Layout element annotations
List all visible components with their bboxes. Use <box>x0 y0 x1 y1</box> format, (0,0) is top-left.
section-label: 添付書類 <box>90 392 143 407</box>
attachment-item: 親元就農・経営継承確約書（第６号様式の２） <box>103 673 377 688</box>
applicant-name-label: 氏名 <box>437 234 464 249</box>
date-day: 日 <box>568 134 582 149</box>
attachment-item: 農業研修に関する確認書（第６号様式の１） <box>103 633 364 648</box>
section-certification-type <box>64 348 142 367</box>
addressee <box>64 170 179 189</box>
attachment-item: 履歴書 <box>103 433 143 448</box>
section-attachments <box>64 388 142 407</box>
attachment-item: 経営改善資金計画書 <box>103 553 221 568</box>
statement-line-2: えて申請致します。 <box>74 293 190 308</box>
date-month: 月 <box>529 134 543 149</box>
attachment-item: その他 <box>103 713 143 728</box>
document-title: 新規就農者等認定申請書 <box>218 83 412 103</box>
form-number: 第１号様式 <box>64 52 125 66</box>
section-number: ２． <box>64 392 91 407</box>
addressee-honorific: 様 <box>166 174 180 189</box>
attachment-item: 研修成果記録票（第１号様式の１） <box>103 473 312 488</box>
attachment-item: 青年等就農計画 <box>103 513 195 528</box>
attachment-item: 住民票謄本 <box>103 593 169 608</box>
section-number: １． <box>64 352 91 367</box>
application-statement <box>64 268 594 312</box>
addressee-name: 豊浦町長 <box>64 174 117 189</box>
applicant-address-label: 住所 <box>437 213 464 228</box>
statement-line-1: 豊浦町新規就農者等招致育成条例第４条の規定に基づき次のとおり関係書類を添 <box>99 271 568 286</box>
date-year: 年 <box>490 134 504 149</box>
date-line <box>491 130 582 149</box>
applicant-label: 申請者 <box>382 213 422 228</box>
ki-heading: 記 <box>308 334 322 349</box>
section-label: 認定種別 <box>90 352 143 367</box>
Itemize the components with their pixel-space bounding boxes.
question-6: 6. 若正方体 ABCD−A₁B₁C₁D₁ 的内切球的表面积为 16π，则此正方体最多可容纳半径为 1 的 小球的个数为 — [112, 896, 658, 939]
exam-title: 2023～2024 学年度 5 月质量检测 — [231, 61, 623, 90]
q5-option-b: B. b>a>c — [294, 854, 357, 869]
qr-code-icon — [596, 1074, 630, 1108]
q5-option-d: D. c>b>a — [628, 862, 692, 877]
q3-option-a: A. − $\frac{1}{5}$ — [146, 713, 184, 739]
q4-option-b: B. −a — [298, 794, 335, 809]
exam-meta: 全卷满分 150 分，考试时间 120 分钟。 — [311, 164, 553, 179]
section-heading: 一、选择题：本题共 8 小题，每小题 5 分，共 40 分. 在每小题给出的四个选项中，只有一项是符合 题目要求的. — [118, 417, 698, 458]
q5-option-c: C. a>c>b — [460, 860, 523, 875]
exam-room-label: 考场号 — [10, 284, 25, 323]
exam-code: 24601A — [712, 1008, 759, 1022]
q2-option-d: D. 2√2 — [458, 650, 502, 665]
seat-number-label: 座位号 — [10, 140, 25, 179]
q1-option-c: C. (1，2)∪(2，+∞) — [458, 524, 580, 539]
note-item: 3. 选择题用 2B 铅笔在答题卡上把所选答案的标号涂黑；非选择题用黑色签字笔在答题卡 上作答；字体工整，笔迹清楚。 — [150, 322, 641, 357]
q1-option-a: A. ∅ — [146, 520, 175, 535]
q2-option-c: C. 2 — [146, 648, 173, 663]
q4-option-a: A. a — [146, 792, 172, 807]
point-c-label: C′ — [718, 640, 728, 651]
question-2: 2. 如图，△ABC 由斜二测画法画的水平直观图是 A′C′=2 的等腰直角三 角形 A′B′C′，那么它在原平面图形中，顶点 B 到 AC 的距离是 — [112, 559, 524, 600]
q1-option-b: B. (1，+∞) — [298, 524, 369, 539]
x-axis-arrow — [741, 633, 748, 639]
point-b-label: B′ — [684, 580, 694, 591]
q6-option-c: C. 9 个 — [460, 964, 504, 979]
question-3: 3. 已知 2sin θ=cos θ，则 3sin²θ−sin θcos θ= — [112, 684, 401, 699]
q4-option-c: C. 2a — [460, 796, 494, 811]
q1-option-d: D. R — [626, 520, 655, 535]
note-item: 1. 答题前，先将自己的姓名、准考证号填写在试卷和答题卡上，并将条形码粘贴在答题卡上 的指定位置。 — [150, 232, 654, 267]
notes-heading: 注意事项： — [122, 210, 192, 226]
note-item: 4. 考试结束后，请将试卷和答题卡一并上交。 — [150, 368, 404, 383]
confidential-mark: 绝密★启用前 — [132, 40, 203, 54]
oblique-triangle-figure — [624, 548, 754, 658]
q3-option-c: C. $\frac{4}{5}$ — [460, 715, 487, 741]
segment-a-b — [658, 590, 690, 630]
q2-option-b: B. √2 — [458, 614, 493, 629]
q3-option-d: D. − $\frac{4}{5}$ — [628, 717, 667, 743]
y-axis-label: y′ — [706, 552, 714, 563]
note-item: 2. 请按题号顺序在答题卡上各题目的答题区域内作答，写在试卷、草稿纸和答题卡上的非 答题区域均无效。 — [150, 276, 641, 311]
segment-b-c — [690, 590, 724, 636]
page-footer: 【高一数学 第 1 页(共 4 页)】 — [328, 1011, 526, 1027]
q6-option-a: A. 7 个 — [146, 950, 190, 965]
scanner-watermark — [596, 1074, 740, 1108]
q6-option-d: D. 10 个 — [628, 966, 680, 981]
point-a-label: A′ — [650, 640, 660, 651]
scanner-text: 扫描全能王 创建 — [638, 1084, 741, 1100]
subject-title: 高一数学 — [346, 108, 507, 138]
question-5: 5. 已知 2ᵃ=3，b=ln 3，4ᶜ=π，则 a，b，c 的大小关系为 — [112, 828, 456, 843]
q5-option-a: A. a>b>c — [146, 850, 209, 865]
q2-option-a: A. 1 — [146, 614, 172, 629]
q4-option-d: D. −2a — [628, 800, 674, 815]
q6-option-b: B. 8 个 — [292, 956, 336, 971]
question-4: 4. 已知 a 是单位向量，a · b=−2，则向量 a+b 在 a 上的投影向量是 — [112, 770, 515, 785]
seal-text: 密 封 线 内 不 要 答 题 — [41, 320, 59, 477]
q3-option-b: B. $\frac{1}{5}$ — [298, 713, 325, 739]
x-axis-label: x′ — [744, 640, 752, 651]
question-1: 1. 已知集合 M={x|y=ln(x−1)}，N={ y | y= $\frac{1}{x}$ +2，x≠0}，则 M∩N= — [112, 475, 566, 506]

> [TASK]: Tally the rows of the records above that contain the string "line", and give only the resulting number.

> [FINAL ANSWER]: 3